## Task to carry out:
Give back the entire listing verbatim.

## Provided data:
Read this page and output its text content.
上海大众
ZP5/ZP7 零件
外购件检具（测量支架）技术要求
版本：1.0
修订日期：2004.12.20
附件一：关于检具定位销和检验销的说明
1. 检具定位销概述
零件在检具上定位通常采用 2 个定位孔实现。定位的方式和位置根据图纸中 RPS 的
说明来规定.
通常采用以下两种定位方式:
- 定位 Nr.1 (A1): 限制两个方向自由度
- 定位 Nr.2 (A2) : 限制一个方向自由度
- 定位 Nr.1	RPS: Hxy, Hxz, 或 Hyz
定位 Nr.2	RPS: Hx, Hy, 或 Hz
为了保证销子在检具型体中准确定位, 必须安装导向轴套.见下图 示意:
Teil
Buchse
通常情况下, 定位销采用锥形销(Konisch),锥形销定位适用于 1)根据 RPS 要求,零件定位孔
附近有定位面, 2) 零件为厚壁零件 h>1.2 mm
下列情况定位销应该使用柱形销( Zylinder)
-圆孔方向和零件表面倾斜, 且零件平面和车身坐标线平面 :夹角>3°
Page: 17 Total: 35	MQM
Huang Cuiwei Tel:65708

## The output:
Read this page and output its text content.
上海大众
ZP5/ZP7 零件
外购件检具（测量支架）技术要求
版本：1.0
修订日期：2004.12.20
附件一：关于检具定位销和检验销的说明
1. 检具定位销概述
零件在检具上定位通常采用 2 个定位孔实现。定位的方式和位置根据图纸中 RPS 的
说明来规定.
通常采用以下两种定位方式:
- 定位 Nr.1 (A1): 限制两个方向自由度
- 定位 Nr.2 (A2) : 限制一个方向自由度
- 定位 Nr.1	RPS: Hxy, Hxz, 或 Hyz
定位 Nr.2	RPS: Hx, Hy, 或 Hz
为了保证销子在检具型体中准确定位, 必须安装导向轴套.见下图 示意:
Teil
Buchse
通常情况下, 定位销采用锥形销(Konisch),锥形销定位适用于 1)根据 RPS 要求,零件定位孔
附近有定位面, 2) 零件为厚壁零件 h>1.2 mm
下列情况定位销应该使用柱形销( Zylinder)
-圆孔方向和零件表面倾斜, 且零件平面和车身坐标线平面 :夹角>3°
Page: 17 Total: 35	MQM
Huang Cuiwei Tel:65708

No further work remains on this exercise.